Reproduce the listing that follows with no differences at all.

....

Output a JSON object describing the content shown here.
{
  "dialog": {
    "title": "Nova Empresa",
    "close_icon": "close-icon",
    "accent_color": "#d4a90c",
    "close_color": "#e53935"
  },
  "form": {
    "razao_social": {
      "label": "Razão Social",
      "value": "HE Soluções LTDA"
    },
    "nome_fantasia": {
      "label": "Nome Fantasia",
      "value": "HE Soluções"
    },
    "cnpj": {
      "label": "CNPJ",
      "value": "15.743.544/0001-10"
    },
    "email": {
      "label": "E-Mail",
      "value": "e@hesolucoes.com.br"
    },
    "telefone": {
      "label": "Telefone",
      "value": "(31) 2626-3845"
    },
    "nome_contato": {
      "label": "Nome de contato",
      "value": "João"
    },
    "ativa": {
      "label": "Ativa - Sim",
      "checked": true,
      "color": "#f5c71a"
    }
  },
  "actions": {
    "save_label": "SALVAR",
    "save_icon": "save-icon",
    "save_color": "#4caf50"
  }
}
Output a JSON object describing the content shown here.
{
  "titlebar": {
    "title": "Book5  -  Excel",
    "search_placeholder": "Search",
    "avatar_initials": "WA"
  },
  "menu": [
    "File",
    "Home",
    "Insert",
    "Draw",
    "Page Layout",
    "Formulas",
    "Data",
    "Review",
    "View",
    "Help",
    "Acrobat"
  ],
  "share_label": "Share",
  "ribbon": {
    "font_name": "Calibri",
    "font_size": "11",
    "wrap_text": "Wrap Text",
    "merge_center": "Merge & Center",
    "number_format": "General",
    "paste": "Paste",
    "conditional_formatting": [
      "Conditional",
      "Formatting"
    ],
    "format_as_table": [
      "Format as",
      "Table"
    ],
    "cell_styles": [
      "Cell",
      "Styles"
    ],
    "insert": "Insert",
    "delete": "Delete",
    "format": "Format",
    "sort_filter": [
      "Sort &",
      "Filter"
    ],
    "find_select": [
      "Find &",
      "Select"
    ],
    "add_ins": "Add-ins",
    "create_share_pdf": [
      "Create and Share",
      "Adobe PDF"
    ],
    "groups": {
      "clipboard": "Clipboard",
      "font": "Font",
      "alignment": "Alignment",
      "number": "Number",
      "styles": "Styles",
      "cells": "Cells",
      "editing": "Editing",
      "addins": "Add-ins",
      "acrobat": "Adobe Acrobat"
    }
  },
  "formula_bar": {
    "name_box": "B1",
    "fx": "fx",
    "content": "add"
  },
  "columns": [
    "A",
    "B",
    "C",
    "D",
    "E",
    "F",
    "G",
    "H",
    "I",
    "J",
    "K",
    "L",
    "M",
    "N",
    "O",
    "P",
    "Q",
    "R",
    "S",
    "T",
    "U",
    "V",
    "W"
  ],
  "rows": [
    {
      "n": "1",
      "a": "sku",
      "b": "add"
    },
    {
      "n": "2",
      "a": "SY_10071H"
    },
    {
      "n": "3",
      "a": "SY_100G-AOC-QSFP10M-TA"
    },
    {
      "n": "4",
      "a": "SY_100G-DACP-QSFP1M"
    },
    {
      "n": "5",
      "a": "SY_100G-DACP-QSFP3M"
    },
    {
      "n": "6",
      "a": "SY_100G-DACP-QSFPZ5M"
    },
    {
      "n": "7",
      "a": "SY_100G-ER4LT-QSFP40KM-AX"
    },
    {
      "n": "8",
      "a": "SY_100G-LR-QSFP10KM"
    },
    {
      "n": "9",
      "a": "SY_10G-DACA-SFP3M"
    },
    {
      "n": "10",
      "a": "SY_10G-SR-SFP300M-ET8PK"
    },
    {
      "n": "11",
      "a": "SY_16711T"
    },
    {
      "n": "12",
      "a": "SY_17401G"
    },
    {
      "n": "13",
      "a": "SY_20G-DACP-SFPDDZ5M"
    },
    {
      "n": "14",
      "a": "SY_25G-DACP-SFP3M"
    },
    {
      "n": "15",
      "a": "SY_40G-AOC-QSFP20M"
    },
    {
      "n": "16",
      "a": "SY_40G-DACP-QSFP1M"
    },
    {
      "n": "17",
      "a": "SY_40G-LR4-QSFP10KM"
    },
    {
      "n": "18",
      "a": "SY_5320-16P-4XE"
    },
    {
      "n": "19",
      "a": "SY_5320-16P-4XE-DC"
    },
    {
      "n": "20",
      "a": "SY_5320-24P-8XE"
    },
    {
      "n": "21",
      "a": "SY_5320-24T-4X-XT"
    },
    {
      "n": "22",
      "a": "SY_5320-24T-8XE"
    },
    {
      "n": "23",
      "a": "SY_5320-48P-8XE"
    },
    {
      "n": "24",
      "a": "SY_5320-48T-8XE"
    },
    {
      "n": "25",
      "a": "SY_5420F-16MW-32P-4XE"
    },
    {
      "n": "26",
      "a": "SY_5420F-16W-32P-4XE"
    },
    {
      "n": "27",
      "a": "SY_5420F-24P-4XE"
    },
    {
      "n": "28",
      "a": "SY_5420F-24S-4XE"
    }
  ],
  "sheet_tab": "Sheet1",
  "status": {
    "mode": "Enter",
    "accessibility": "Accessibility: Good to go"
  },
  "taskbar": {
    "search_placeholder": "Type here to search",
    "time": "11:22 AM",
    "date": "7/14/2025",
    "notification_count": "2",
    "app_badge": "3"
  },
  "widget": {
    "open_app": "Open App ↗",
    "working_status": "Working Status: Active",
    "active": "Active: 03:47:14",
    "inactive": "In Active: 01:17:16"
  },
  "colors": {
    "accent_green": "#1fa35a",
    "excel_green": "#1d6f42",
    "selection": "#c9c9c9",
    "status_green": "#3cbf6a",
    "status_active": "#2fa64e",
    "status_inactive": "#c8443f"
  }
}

....

◆ TASK SOLUTION:
Output a JSON object describing the content shown here.
{
  "dialog": {
    "title": "Nova Empresa",
    "close_icon": "close-icon",
    "accent_color": "#d4a90c",
    "close_color": "#e53935"
  },
  "form": {
    "razao_social": {
      "label": "Razão Social",
      "value": "HE Soluções LTDA"
    },
    "nome_fantasia": {
      "label": "Nome Fantasia",
      "value": "HE Soluções"
    },
    "cnpj": {
      "label": "CNPJ",
      "value": "15.743.544/0001-10"
    },
    "email": {
      "label": "E-Mail",
      "value": "e@hesolucoes.com.br"
    },
    "telefone": {
      "label": "Telefone",
      "value": "(31) 2626-3845"
    },
    "nome_contato": {
      "label": "Nome de contato",
      "value": "João"
    },
    "ativa": {
      "label": "Ativa - Sim",
      "checked": true,
      "color": "#f5c71a"
    }
  },
  "actions": {
    "save_label": "SALVAR",
    "save_icon": "save-icon",
    "save_color": "#4caf50"
  }
}
Output a JSON object describing the content shown here.
{
  "titlebar": {
    "title": "Book5  -  Excel",
    "search_placeholder": "Search",
    "avatar_initials": "WA"
  },
  "menu": [
    "File",
    "Home",
    "Insert",
    "Draw",
    "Page Layout",
    "Formulas",
    "Data",
    "Review",
    "View",
    "Help",
    "Acrobat"
  ],
  "share_label": "Share",
  "ribbon": {
    "font_name": "Calibri",
    "font_size": "11",
    "wrap_text": "Wrap Text",
    "merge_center": "Merge & Center",
    "number_format": "General",
    "paste": "Paste",
    "conditional_formatting": [
      "Conditional",
      "Formatting"
    ],
    "format_as_table": [
      "Format as",
      "Table"
    ],
    "cell_styles": [
      "Cell",
      "Styles"
    ],
    "insert": "Insert",
    "delete": "Delete",
    "format": "Format",
    "sort_filter": [
      "Sort &",
      "Filter"
    ],
    "find_select": [
      "Find &",
      "Select"
    ],
    "add_ins": "Add-ins",
    "create_share_pdf": [
      "Create and Share",
      "Adobe PDF"
    ],
    "groups": {
      "clipboard": "Clipboard",
      "font": "Font",
      "alignment": "Alignment",
      "number": "Number",
      "styles": "Styles",
      "cells": "Cells",
      "editing": "Editing",
      "addins": "Add-ins",
      "acrobat": "Adobe Acrobat"
    }
  },
  "formula_bar": {
    "name_box": "B1",
    "fx": "fx",
    "content": "add"
  },
  "columns": [
    "A",
    "B",
    "C",
    "D",
    "E",
    "F",
    "G",
    "H",
    "I",
    "J",
    "K",
    "L",
    "M",
    "N",
    "O",
    "P",
    "Q",
    "R",
    "S",
    "T",
    "U",
    "V",
    "W"
  ],
  "rows": [
    {
      "n": "1",
      "a": "sku",
      "b": "add"
    },
    {
      "n": "2",
      "a": "SY_10071H"
    },
    {
      "n": "3",
      "a": "SY_100G-AOC-QSFP10M-TA"
    },
    {
      "n": "4",
      "a": "SY_100G-DACP-QSFP1M"
    },
    {
      "n": "5",
      "a": "SY_100G-DACP-QSFP3M"
    },
    {
      "n": "6",
      "a": "SY_100G-DACP-QSFPZ5M"
    },
    {
      "n": "7",
      "a": "SY_100G-ER4LT-QSFP40KM-AX"
    },
    {
      "n": "8",
      "a": "SY_100G-LR-QSFP10KM"
    },
    {
      "n": "9",
      "a": "SY_10G-DACA-SFP3M"
    },
    {
      "n": "10",
      "a": "SY_10G-SR-SFP300M-ET8PK"
    },
    {
      "n": "11",
      "a": "SY_16711T"
    },
    {
      "n": "12",
      "a": "SY_17401G"
    },
    {
      "n": "13",
      "a": "SY_20G-DACP-SFPDDZ5M"
    },
    {
      "n": "14",
      "a": "SY_25G-DACP-SFP3M"
    },
    {
      "n": "15",
      "a": "SY_40G-AOC-QSFP20M"
    },
    {
      "n": "16",
      "a": "SY_40G-DACP-QSFP1M"
    },
    {
      "n": "17",
      "a": "SY_40G-LR4-QSFP10KM"
    },
    {
      "n": "18",
      "a": "SY_5320-16P-4XE"
    },
    {
      "n": "19",
      "a": "SY_5320-16P-4XE-DC"
    },
    {
      "n": "20",
      "a": "SY_5320-24P-8XE"
    },
    {
      "n": "21",
      "a": "SY_5320-24T-4X-XT"
    },
    {
      "n": "22",
      "a": "SY_5320-24T-8XE"
    },
    {
      "n": "23",
      "a": "SY_5320-48P-8XE"
    },
    {
      "n": "24",
      "a": "SY_5320-48T-8XE"
    },
    {
      "n": "25",
      "a": "SY_5420F-16MW-32P-4XE"
    },
    {
      "n": "26",
      "a": "SY_5420F-16W-32P-4XE"
    },
    {
      "n": "27",
      "a": "SY_5420F-24P-4XE"
    },
    {
      "n": "28",
      "a": "SY_5420F-24S-4XE"
    }
  ],
  "sheet_tab": "Sheet1",
  "status": {
    "mode": "Enter",
    "accessibility": "Accessibility: Good to go"
  },
  "taskbar": {
    "search_placeholder": "Type here to search",
    "time": "11:22 AM",
    "date": "7/14/2025",
    "notification_count": "2",
    "app_badge": "3"
  },
  "widget": {
    "open_app": "Open App ↗",
    "working_status": "Working Status: Active",
    "active": "Active: 03:47:14",
    "inactive": "In Active: 01:17:16"
  },
  "colors": {
    "accent_green": "#1fa35a",
    "excel_green": "#1d6f42",
    "selection": "#c9c9c9",
    "status_green": "#3cbf6a",
    "status_active": "#2fa64e",
    "status_inactive": "#c8443f"
  }
}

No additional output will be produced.